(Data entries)
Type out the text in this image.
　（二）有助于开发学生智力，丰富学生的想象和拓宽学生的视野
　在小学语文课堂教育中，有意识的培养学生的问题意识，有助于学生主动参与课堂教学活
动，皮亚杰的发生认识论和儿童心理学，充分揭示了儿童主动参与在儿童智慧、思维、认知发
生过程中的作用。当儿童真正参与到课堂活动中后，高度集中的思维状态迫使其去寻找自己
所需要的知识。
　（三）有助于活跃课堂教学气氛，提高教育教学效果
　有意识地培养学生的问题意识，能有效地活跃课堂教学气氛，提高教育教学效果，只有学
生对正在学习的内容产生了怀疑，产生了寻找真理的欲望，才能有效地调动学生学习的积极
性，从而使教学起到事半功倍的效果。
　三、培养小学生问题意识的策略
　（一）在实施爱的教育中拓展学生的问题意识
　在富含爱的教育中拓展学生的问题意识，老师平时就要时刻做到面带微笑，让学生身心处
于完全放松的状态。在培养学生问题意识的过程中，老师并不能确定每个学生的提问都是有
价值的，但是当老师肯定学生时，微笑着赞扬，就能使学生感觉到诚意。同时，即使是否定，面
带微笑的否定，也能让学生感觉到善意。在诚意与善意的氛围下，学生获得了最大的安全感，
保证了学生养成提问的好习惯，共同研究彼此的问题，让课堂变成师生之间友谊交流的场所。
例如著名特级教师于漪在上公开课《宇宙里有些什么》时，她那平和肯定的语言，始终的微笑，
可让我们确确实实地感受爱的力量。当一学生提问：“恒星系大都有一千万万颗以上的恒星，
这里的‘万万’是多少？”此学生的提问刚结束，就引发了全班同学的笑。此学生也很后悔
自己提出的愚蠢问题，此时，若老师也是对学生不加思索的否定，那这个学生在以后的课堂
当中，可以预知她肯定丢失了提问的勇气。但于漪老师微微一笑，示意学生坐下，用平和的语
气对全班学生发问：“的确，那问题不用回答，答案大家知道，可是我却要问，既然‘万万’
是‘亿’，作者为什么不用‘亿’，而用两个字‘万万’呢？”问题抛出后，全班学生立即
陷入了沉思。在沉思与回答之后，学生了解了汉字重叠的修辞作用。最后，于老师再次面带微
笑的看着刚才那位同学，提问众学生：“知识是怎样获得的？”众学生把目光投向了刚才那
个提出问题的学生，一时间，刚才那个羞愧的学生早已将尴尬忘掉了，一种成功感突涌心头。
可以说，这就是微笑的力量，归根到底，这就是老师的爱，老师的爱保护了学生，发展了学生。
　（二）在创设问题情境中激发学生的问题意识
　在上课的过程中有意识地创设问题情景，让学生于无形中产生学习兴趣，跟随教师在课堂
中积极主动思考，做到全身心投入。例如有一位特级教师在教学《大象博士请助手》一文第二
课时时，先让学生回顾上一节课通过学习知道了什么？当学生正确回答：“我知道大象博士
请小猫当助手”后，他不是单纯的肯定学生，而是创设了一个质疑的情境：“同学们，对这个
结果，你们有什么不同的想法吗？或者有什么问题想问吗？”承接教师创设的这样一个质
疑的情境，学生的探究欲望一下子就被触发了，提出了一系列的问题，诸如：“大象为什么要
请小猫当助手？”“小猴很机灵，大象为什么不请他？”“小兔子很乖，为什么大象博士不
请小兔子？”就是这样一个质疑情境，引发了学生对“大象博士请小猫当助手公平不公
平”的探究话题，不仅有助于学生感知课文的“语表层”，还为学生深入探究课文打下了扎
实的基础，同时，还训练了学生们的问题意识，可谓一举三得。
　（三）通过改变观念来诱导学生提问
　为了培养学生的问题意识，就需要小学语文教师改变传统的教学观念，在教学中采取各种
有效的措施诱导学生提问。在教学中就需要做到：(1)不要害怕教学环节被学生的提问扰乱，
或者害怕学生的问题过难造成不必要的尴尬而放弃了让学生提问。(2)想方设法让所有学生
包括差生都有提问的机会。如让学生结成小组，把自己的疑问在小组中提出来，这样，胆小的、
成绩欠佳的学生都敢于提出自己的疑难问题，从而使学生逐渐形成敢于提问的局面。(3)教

_Job_
Exactly reproduce the material above.

_Solution to this task_
Type out the text in this image.
　（二）有助于开发学生智力，丰富学生的想象和拓宽学生的视野
　在小学语文课堂教育中，有意识的培养学生的问题意识，有助于学生主动参与课堂教学活
动，皮亚杰的发生认识论和儿童心理学，充分揭示了儿童主动参与在儿童智慧、思维、认知发
生过程中的作用。当儿童真正参与到课堂活动中后，高度集中的思维状态迫使其去寻找自己
所需要的知识。
　（三）有助于活跃课堂教学气氛，提高教育教学效果
　有意识地培养学生的问题意识，能有效地活跃课堂教学气氛，提高教育教学效果，只有学
生对正在学习的内容产生了怀疑，产生了寻找真理的欲望，才能有效地调动学生学习的积极
性，从而使教学起到事半功倍的效果。
　三、培养小学生问题意识的策略
　（一）在实施爱的教育中拓展学生的问题意识
　在富含爱的教育中拓展学生的问题意识，老师平时就要时刻做到面带微笑，让学生身心处
于完全放松的状态。在培养学生问题意识的过程中，老师并不能确定每个学生的提问都是有
价值的，但是当老师肯定学生时，微笑着赞扬，就能使学生感觉到诚意。同时，即使是否定，面
带微笑的否定，也能让学生感觉到善意。在诚意与善意的氛围下，学生获得了最大的安全感，
保证了学生养成提问的好习惯，共同研究彼此的问题，让课堂变成师生之间友谊交流的场所。
例如著名特级教师于漪在上公开课《宇宙里有些什么》时，她那平和肯定的语言，始终的微笑，
可让我们确确实实地感受爱的力量。当一学生提问：“恒星系大都有一千万万颗以上的恒星，
这里的‘万万’是多少？”此学生的提问刚结束，就引发了全班同学的笑。此学生也很后悔
自己提出的愚蠢问题，此时，若老师也是对学生不加思索的否定，那这个学生在以后的课堂
当中，可以预知她肯定丢失了提问的勇气。但于漪老师微微一笑，示意学生坐下，用平和的语
气对全班学生发问：“的确，那问题不用回答，答案大家知道，可是我却要问，既然‘万万’
是‘亿’，作者为什么不用‘亿’，而用两个字‘万万’呢？”问题抛出后，全班学生立即
陷入了沉思。在沉思与回答之后，学生了解了汉字重叠的修辞作用。最后，于老师再次面带微
笑的看着刚才那位同学，提问众学生：“知识是怎样获得的？”众学生把目光投向了刚才那
个提出问题的学生，一时间，刚才那个羞愧的学生早已将尴尬忘掉了，一种成功感突涌心头。
可以说，这就是微笑的力量，归根到底，这就是老师的爱，老师的爱保护了学生，发展了学生。
　（二）在创设问题情境中激发学生的问题意识
　在上课的过程中有意识地创设问题情景，让学生于无形中产生学习兴趣，跟随教师在课堂
中积极主动思考，做到全身心投入。例如有一位特级教师在教学《大象博士请助手》一文第二
课时时，先让学生回顾上一节课通过学习知道了什么？当学生正确回答：“我知道大象博士
请小猫当助手”后，他不是单纯的肯定学生，而是创设了一个质疑的情境：“同学们，对这个
结果，你们有什么不同的想法吗？或者有什么问题想问吗？”承接教师创设的这样一个质
疑的情境，学生的探究欲望一下子就被触发了，提出了一系列的问题，诸如：“大象为什么要
请小猫当助手？”“小猴很机灵，大象为什么不请他？”“小兔子很乖，为什么大象博士不
请小兔子？”就是这样一个质疑情境，引发了学生对“大象博士请小猫当助手公平不公
平”的探究话题，不仅有助于学生感知课文的“语表层”，还为学生深入探究课文打下了扎
实的基础，同时，还训练了学生们的问题意识，可谓一举三得。
　（三）通过改变观念来诱导学生提问
　为了培养学生的问题意识，就需要小学语文教师改变传统的教学观念，在教学中采取各种
有效的措施诱导学生提问。在教学中就需要做到：(1)不要害怕教学环节被学生的提问扰乱，
或者害怕学生的问题过难造成不必要的尴尬而放弃了让学生提问。(2)想方设法让所有学生
包括差生都有提问的机会。如让学生结成小组，把自己的疑问在小组中提出来，这样，胆小的、
成绩欠佳的学生都敢于提出自己的疑难问题，从而使学生逐渐形成敢于提问的局面。(3)教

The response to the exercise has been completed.